Exercise instructions
Rewrite the items from the start through the line containing "col-header-action: Czynność: [1121, 219, 1178, 233]", with "Wyłączony" changed to "Włączony" everywhere it occurs and nothing else altered.

[Part of a data file]
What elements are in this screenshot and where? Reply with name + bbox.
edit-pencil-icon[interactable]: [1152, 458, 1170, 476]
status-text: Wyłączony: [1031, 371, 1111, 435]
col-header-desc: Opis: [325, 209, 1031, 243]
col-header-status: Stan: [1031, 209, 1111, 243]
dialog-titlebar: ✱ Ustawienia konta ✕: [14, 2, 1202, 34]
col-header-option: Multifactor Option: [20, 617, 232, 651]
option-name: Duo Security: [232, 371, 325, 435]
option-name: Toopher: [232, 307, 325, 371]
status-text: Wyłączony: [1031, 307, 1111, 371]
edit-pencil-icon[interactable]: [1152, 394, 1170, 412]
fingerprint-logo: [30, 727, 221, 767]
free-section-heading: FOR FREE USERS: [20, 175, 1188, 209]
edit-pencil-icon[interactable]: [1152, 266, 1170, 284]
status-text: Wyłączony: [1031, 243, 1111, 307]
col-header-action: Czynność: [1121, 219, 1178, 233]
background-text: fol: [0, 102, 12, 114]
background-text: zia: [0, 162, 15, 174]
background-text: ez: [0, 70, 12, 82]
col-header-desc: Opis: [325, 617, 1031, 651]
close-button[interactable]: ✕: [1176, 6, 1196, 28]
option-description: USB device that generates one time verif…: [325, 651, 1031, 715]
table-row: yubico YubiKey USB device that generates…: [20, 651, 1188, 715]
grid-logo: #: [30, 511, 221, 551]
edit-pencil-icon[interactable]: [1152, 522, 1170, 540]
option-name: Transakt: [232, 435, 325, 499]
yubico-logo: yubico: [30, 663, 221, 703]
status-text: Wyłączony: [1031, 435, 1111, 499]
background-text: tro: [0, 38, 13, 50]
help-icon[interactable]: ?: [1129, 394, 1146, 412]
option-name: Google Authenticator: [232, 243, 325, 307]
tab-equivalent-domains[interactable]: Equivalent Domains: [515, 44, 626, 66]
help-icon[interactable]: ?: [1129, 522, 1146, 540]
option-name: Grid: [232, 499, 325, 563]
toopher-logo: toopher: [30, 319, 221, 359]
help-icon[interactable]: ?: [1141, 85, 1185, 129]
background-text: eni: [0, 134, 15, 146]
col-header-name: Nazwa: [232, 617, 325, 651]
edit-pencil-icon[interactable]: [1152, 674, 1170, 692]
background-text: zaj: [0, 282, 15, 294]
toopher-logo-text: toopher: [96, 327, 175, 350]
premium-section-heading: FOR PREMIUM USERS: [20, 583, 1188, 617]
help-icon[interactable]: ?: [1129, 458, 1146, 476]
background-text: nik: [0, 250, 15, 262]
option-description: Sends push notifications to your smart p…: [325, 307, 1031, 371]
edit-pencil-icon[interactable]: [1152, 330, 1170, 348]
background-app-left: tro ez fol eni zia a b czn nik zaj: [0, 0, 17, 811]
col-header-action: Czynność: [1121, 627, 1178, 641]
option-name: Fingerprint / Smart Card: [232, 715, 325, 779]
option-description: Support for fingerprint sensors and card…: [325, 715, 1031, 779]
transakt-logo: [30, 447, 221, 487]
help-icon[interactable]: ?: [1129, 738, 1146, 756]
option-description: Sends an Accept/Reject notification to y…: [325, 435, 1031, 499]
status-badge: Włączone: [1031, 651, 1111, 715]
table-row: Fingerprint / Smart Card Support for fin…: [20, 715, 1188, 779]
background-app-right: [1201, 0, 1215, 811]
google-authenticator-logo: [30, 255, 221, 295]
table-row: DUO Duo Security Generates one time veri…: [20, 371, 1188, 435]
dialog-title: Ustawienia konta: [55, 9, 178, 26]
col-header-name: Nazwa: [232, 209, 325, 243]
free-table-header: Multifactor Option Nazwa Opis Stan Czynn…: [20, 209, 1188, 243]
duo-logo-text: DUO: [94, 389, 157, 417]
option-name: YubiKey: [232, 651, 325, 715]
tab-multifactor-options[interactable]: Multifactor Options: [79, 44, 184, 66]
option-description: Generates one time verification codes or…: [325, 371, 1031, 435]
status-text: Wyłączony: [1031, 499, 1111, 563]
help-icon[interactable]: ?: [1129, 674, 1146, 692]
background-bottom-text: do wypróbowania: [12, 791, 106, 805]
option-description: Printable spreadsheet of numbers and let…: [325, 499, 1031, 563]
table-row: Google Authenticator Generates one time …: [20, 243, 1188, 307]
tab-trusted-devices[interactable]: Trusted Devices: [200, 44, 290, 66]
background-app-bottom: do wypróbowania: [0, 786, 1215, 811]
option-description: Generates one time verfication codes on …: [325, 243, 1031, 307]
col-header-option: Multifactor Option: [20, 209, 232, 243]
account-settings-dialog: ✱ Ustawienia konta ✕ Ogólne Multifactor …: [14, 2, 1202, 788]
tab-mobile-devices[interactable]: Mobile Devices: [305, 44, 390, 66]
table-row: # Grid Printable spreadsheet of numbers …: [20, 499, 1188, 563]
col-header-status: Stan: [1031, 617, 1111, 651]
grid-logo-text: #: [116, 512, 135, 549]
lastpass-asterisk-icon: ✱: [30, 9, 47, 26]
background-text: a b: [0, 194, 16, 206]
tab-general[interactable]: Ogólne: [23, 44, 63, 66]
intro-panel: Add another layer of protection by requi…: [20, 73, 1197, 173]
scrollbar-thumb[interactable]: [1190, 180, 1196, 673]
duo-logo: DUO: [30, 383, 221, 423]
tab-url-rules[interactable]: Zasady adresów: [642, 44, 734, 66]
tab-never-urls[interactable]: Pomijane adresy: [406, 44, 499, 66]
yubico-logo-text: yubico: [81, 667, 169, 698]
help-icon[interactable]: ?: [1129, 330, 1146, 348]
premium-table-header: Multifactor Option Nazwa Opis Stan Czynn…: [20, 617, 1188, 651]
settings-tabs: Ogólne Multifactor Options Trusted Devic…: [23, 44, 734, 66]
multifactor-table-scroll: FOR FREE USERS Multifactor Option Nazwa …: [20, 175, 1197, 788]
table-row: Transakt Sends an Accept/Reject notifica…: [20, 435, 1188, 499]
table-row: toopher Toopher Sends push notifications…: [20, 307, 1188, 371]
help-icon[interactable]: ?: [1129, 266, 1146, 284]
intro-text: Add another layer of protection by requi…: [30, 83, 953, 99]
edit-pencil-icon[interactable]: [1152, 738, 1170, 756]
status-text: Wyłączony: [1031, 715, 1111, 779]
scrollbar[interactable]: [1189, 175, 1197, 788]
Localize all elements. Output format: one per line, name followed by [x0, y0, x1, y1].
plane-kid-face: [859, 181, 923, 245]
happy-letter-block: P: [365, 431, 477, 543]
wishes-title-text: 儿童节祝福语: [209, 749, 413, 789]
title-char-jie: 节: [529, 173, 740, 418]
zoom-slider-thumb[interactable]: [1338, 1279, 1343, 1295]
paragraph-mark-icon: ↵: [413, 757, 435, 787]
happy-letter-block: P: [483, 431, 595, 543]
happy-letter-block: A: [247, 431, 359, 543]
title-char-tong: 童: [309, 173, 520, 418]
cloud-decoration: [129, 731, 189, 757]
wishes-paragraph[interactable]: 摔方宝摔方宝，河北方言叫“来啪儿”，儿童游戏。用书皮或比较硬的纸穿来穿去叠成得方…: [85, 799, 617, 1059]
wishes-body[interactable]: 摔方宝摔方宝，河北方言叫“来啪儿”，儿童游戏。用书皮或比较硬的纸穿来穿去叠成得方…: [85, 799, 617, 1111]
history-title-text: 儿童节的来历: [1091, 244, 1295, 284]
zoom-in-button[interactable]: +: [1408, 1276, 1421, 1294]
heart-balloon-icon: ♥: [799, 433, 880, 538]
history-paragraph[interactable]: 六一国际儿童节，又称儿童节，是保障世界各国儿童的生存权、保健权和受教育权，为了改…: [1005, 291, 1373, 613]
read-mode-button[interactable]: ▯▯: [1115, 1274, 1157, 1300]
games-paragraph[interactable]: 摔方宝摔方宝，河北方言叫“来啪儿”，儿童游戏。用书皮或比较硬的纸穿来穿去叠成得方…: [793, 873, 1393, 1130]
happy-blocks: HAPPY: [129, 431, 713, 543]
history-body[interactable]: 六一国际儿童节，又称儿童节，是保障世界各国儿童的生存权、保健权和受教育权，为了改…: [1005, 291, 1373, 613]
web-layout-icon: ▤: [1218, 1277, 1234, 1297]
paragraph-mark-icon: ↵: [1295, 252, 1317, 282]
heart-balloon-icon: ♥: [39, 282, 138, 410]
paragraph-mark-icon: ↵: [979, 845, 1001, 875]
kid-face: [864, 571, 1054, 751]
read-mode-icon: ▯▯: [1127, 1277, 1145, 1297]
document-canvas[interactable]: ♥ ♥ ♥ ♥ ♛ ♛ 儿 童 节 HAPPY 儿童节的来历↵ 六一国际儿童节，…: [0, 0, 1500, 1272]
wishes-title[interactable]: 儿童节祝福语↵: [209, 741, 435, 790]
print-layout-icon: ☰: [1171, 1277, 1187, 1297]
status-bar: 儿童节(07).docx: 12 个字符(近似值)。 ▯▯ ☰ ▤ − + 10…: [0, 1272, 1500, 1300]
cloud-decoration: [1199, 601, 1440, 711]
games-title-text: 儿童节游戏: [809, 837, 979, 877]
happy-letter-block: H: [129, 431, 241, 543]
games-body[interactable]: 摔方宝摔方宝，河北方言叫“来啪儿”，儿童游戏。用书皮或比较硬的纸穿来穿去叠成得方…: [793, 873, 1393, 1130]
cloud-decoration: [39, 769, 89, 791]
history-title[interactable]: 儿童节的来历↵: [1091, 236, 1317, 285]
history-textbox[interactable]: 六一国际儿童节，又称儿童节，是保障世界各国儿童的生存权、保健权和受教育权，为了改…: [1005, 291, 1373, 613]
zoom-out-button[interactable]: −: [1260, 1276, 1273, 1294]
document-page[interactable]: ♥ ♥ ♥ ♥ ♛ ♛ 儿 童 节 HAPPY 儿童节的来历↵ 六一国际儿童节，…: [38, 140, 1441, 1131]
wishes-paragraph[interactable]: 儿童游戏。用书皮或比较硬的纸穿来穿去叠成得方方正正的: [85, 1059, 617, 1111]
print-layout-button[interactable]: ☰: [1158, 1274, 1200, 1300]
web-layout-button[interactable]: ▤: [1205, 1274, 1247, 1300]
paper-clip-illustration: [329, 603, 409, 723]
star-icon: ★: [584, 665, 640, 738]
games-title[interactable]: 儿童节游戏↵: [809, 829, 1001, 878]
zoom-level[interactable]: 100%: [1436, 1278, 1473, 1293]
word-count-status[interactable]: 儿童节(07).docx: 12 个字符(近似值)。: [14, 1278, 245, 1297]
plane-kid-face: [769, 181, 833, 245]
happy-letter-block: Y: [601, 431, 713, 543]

Exercise output
What elements are in this screenshot and where? Reply with name + bbox.
edit-pencil-icon[interactable]: [1152, 458, 1170, 476]
status-text: Włączony: [1031, 371, 1111, 435]
col-header-desc: Opis: [325, 209, 1031, 243]
col-header-status: Stan: [1031, 209, 1111, 243]
dialog-titlebar: ✱ Ustawienia konta ✕: [14, 2, 1202, 34]
col-header-option: Multifactor Option: [20, 617, 232, 651]
option-name: Duo Security: [232, 371, 325, 435]
option-name: Toopher: [232, 307, 325, 371]
status-text: Włączony: [1031, 307, 1111, 371]
edit-pencil-icon[interactable]: [1152, 394, 1170, 412]
fingerprint-logo: [30, 727, 221, 767]
free-section-heading: FOR FREE USERS: [20, 175, 1188, 209]
edit-pencil-icon[interactable]: [1152, 266, 1170, 284]
status-text: Włączony: [1031, 243, 1111, 307]
col-header-action: Czynność: [1121, 219, 1178, 233]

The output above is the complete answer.